*GOAL OF THE EXERCISE*. Quote, without change, all of the lines that follow.

* start *

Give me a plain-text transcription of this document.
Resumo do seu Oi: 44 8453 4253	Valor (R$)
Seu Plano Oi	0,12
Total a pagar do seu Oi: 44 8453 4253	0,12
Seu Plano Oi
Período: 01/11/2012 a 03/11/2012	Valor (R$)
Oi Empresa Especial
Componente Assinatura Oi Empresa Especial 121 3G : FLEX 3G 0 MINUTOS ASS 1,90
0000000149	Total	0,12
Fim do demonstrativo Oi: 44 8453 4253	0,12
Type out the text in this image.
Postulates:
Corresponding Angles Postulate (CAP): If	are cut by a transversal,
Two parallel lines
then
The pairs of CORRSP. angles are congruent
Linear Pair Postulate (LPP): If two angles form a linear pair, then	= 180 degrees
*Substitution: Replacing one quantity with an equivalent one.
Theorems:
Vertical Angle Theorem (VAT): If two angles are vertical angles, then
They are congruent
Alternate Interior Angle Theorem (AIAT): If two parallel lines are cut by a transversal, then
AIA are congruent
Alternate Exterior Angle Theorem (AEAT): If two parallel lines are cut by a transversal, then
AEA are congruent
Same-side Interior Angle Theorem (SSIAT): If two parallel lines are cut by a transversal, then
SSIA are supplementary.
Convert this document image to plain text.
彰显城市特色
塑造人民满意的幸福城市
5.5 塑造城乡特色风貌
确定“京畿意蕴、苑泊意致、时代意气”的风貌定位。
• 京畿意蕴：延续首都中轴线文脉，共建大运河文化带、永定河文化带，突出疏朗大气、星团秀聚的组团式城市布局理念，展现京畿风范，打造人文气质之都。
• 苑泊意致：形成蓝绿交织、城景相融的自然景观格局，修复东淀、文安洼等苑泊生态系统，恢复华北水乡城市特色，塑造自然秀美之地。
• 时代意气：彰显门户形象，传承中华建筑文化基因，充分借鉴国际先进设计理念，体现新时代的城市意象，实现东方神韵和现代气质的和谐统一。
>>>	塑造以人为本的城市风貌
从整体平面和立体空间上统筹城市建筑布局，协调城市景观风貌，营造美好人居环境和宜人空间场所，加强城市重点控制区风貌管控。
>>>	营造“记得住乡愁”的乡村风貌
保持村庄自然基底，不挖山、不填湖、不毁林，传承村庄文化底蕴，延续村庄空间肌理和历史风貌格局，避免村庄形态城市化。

* end *

*FINISHED EXERCISE*.
Give me a plain-text transcription of this document.
Resumo do seu Oi: 44 8453 4253	Valor (R$)
Seu Plano Oi	0,12
Total a pagar do seu Oi: 44 8453 4253	0,12
Seu Plano Oi
Período: 01/11/2012 a 03/11/2012	Valor (R$)
Oi Empresa Especial
Componente Assinatura Oi Empresa Especial 121 3G : FLEX 3G 0 MINUTOS ASS 1,90
0000000149	Total	0,12
Fim do demonstrativo Oi: 44 8453 4253	0,12
Type out the text in this image.
Postulates:
Corresponding Angles Postulate (CAP): If	are cut by a transversal,
Two parallel lines
then
The pairs of CORRSP. angles are congruent
Linear Pair Postulate (LPP): If two angles form a linear pair, then	= 180 degrees
*Substitution: Replacing one quantity with an equivalent one.
Theorems:
Vertical Angle Theorem (VAT): If two angles are vertical angles, then
They are congruent
Alternate Interior Angle Theorem (AIAT): If two parallel lines are cut by a transversal, then
AIA are congruent
Alternate Exterior Angle Theorem (AEAT): If two parallel lines are cut by a transversal, then
AEA are congruent
Same-side Interior Angle Theorem (SSIAT): If two parallel lines are cut by a transversal, then
SSIA are supplementary.
Convert this document image to plain text.
彰显城市特色
塑造人民满意的幸福城市
5.5 塑造城乡特色风貌
确定“京畿意蕴、苑泊意致、时代意气”的风貌定位。
• 京畿意蕴：延续首都中轴线文脉，共建大运河文化带、永定河文化带，突出疏朗大气、星团秀聚的组团式城市布局理念，展现京畿风范，打造人文气质之都。
• 苑泊意致：形成蓝绿交织、城景相融的自然景观格局，修复东淀、文安洼等苑泊生态系统，恢复华北水乡城市特色，塑造自然秀美之地。
• 时代意气：彰显门户形象，传承中华建筑文化基因，充分借鉴国际先进设计理念，体现新时代的城市意象，实现东方神韵和现代气质的和谐统一。
>>>	塑造以人为本的城市风貌
从整体平面和立体空间上统筹城市建筑布局，协调城市景观风貌，营造美好人居环境和宜人空间场所，加强城市重点控制区风貌管控。
>>>	营造“记得住乡愁”的乡村风貌
保持村庄自然基底，不挖山、不填湖、不毁林，传承村庄文化底蕴，延续村庄空间肌理和历史风貌格局，避免村庄形态城市化。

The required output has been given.